§ DATA LINES:
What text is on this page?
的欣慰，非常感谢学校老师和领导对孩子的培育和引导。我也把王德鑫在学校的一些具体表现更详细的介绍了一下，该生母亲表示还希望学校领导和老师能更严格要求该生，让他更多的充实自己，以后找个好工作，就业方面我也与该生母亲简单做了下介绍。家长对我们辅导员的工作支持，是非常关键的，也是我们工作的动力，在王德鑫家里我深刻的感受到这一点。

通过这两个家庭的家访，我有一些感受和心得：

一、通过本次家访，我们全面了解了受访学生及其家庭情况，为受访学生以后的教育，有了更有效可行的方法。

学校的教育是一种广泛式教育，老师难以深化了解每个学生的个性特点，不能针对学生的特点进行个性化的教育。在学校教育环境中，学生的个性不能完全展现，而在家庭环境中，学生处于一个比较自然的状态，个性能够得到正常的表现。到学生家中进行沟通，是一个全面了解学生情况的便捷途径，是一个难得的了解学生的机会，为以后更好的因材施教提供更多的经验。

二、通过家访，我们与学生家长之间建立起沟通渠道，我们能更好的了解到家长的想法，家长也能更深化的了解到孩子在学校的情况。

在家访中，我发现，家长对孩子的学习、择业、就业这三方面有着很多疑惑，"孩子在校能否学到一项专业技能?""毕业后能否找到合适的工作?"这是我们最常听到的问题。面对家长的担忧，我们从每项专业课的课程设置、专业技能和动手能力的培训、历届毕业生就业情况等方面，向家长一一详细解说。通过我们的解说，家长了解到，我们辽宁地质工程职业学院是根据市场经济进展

§ WORK TO DO: Go through the data and return every record exactly.

§ COMPLETED EXERCISE:
What text is on this page?
的欣慰，非常感谢学校老师和领导对孩子的培育和引导。我也把王德鑫在学校的一些具体表现更详细的介绍了一下，该生母亲表示还希望学校领导和老师能更严格要求该生，让他更多的充实自己，以后找个好工作，就业方面我也与该生母亲简单做了下介绍。家长对我们辅导员的工作支持，是非常关键的，也是我们工作的动力，在王德鑫家里我深刻的感受到这一点。

通过这两个家庭的家访，我有一些感受和心得：

一、通过本次家访，我们全面了解了受访学生及其家庭情况，为受访学生以后的教育，有了更有效可行的方法。

学校的教育是一种广泛式教育，老师难以深化了解每个学生的个性特点，不能针对学生的特点进行个性化的教育。在学校教育环境中，学生的个性不能完全展现，而在家庭环境中，学生处于一个比较自然的状态，个性能够得到正常的表现。到学生家中进行沟通，是一个全面了解学生情况的便捷途径，是一个难得的了解学生的机会，为以后更好的因材施教提供更多的经验。

二、通过家访，我们与学生家长之间建立起沟通渠道，我们能更好的了解到家长的想法，家长也能更深化的了解到孩子在学校的情况。

在家访中，我发现，家长对孩子的学习、择业、就业这三方面有着很多疑惑，"孩子在校能否学到一项专业技能?""毕业后能否找到合适的工作?"这是我们最常听到的问题。面对家长的担忧，我们从每项专业课的课程设置、专业技能和动手能力的培训、历届毕业生就业情况等方面，向家长一一详细解说。通过我们的解说，家长了解到，我们辽宁地质工程职业学院是根据市场经济进展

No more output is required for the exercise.